- _To be done_:
Write out the records word for word, from their first line through the line containing "legend-entry-1100-1220: 1100-1220 —", including that line.

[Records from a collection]
________________________

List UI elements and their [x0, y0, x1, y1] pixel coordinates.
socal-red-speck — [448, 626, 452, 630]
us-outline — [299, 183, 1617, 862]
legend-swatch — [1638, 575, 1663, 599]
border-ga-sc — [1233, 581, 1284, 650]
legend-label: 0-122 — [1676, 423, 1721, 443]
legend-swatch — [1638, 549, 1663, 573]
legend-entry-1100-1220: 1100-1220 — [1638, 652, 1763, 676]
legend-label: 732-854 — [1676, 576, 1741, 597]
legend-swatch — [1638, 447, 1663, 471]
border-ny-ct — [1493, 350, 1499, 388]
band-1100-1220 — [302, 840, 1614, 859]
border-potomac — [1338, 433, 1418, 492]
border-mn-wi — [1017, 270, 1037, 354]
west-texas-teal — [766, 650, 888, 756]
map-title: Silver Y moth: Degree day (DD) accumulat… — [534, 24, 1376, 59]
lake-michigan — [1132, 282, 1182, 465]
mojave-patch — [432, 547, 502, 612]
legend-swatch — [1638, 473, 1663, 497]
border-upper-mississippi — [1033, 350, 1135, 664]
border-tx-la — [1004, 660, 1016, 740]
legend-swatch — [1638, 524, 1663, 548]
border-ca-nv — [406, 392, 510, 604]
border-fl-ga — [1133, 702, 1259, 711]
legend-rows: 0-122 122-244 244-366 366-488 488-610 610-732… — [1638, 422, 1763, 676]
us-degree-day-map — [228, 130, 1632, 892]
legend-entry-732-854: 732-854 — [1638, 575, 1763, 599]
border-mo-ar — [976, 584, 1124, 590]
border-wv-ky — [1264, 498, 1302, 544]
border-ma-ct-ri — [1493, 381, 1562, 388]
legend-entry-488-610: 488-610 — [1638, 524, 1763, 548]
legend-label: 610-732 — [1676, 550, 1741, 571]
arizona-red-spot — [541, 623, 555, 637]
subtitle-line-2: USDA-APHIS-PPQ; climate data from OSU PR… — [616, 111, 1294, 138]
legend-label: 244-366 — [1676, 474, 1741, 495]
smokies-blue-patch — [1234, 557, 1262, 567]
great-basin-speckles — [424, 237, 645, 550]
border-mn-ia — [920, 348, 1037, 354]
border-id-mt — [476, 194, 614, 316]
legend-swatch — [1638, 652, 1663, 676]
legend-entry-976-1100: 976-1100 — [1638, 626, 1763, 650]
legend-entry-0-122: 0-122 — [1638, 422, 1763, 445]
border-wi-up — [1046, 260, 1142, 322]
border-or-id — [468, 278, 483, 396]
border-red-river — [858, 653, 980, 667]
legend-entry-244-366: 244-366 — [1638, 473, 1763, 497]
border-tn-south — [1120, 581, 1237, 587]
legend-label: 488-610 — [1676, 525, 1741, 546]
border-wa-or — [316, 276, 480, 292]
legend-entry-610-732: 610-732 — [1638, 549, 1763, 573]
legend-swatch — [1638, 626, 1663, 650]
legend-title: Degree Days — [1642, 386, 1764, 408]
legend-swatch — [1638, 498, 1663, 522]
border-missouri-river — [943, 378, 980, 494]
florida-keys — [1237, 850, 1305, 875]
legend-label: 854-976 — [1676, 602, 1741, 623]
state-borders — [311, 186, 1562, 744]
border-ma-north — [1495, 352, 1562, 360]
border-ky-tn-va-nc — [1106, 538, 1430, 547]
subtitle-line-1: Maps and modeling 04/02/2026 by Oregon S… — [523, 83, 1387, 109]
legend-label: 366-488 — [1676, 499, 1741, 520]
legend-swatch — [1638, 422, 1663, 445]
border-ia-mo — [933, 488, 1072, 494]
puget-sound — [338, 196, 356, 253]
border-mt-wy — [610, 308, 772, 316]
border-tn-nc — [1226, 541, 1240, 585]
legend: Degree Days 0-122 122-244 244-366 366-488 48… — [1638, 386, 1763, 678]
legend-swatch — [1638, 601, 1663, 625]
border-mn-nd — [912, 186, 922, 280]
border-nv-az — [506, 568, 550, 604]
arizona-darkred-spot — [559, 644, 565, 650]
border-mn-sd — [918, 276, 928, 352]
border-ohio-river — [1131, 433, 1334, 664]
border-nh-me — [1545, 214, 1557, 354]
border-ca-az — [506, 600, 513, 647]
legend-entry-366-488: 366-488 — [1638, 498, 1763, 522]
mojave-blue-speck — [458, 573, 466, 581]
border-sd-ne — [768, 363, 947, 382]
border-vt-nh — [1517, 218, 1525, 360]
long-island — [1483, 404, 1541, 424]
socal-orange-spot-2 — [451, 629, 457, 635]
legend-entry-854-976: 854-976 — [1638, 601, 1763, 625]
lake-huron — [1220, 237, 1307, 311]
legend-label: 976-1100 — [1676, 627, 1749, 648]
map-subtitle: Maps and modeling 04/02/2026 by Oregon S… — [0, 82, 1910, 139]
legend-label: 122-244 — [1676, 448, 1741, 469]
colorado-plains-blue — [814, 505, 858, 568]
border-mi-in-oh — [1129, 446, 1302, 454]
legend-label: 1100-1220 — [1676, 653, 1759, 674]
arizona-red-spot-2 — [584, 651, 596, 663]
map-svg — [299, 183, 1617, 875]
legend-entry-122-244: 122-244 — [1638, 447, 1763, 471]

________________________

- _Output_:
List UI elements and their [x0, y0, x1, y1] pixel coordinates.
socal-red-speck — [448, 626, 452, 630]
us-outline — [299, 183, 1617, 862]
legend-swatch — [1638, 575, 1663, 599]
border-ga-sc — [1233, 581, 1284, 650]
legend-label: 0-122 — [1676, 423, 1721, 443]
legend-swatch — [1638, 549, 1663, 573]
legend-entry-1100-1220: 1100-1220 — [1638, 652, 1763, 676]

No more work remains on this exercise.